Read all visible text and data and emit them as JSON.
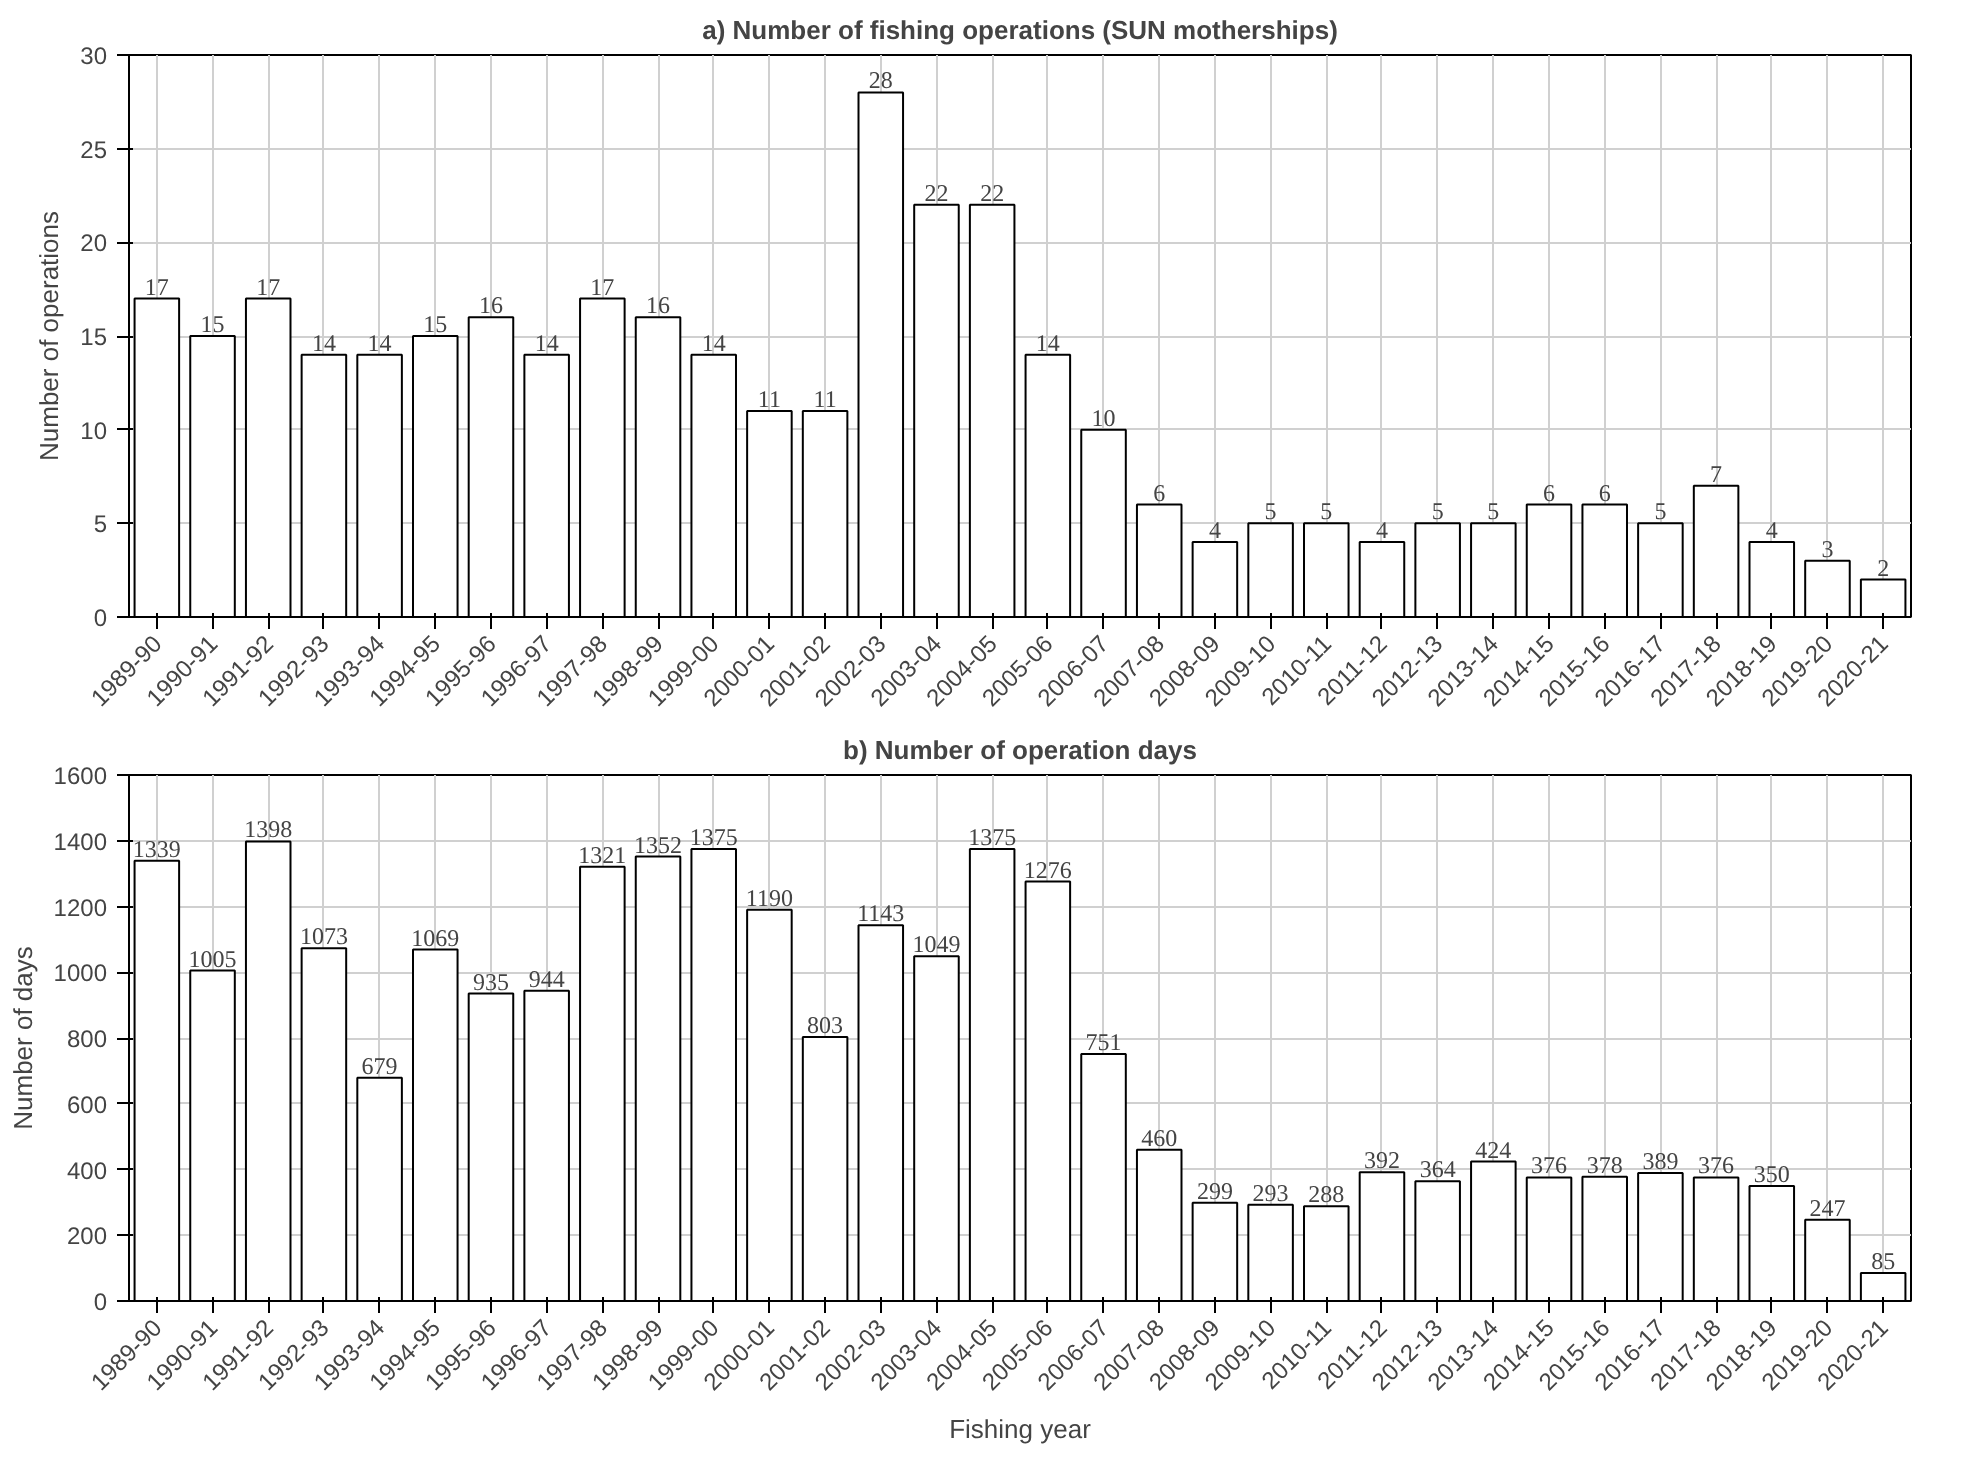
{
  "chart_data": [
    {
      "type": "bar",
      "title": "a) Number of fishing operations (SUN motherships)",
      "ylabel": "Number of operations",
      "categories": [
        "1989-90",
        "1990-91",
        "1991-92",
        "1992-93",
        "1993-94",
        "1994-95",
        "1995-96",
        "1996-97",
        "1997-98",
        "1998-99",
        "1999-00",
        "2000-01",
        "2001-02",
        "2002-03",
        "2003-04",
        "2004-05",
        "2005-06",
        "2006-07",
        "2007-08",
        "2008-09",
        "2009-10",
        "2010-11",
        "2011-12",
        "2012-13",
        "2013-14",
        "2014-15",
        "2015-16",
        "2016-17",
        "2017-18",
        "2018-19",
        "2019-20",
        "2020-21"
      ],
      "values": [
        17,
        15,
        17,
        14,
        14,
        15,
        16,
        14,
        17,
        16,
        14,
        11,
        11,
        28,
        22,
        22,
        14,
        10,
        6,
        4,
        5,
        5,
        4,
        5,
        5,
        6,
        6,
        5,
        7,
        4,
        3,
        2
      ],
      "color": "#ffffff",
      "ylim": [
        0,
        30
      ],
      "yticks": [
        0,
        5,
        10,
        15,
        20,
        25,
        30
      ],
      "grid": true,
      "data_labels": true
    },
    {
      "type": "bar",
      "title": "b) Number of operation days",
      "xlabel": "Fishing year",
      "ylabel": "Number of days",
      "categories": [
        "1989-90",
        "1990-91",
        "1991-92",
        "1992-93",
        "1993-94",
        "1994-95",
        "1995-96",
        "1996-97",
        "1997-98",
        "1998-99",
        "1999-00",
        "2000-01",
        "2001-02",
        "2002-03",
        "2003-04",
        "2004-05",
        "2005-06",
        "2006-07",
        "2007-08",
        "2008-09",
        "2009-10",
        "2010-11",
        "2011-12",
        "2012-13",
        "2013-14",
        "2014-15",
        "2015-16",
        "2016-17",
        "2017-18",
        "2018-19",
        "2019-20",
        "2020-21"
      ],
      "values": [
        1339,
        1005,
        1398,
        1073,
        679,
        1069,
        935,
        944,
        1321,
        1352,
        1375,
        1190,
        803,
        1143,
        1049,
        1375,
        1276,
        751,
        460,
        299,
        293,
        288,
        392,
        364,
        424,
        376,
        378,
        389,
        376,
        350,
        247,
        85
      ],
      "color": "#ffffff",
      "ylim": [
        0,
        1600
      ],
      "yticks": [
        0,
        200,
        400,
        600,
        800,
        1000,
        1200,
        1400,
        1600
      ],
      "grid": true,
      "data_labels": true
    }
  ]
}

◆ ◆ ◆ ◆

* [What the task requires] A single figure is required: the number of lines above in which the word "days" occurs.

* [Response to the task] 2